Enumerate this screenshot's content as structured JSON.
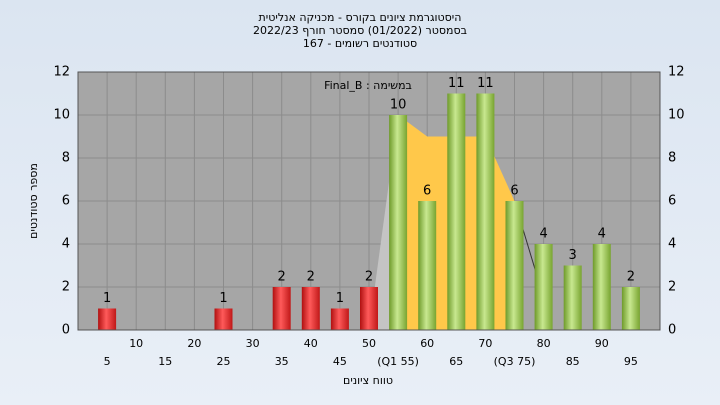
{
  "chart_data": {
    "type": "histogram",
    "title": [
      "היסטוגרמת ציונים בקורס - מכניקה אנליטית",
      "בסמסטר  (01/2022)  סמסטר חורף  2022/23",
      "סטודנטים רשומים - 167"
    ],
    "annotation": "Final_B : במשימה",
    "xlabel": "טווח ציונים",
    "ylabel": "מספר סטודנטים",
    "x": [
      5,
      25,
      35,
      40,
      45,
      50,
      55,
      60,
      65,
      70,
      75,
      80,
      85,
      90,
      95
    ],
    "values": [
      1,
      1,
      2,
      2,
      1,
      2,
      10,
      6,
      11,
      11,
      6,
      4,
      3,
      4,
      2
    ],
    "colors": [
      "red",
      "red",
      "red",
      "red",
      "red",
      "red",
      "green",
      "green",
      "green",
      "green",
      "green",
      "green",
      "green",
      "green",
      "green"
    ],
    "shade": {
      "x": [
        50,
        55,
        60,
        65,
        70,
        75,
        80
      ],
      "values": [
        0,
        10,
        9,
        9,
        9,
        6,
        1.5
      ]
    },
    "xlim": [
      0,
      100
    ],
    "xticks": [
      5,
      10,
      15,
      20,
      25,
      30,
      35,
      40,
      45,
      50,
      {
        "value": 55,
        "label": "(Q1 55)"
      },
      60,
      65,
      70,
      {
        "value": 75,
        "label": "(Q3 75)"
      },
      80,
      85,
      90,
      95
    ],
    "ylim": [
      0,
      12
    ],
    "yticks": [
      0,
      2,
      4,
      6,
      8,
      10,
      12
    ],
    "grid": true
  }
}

━━━━━━━━━━━━━━━━

Task instructions
Copy each line of the listing in which the word "סטודנטים" can be found.

Response to the exercise
      "סטודנטים רשומים - 167"
    "ylabel": "מספר סטודנטים",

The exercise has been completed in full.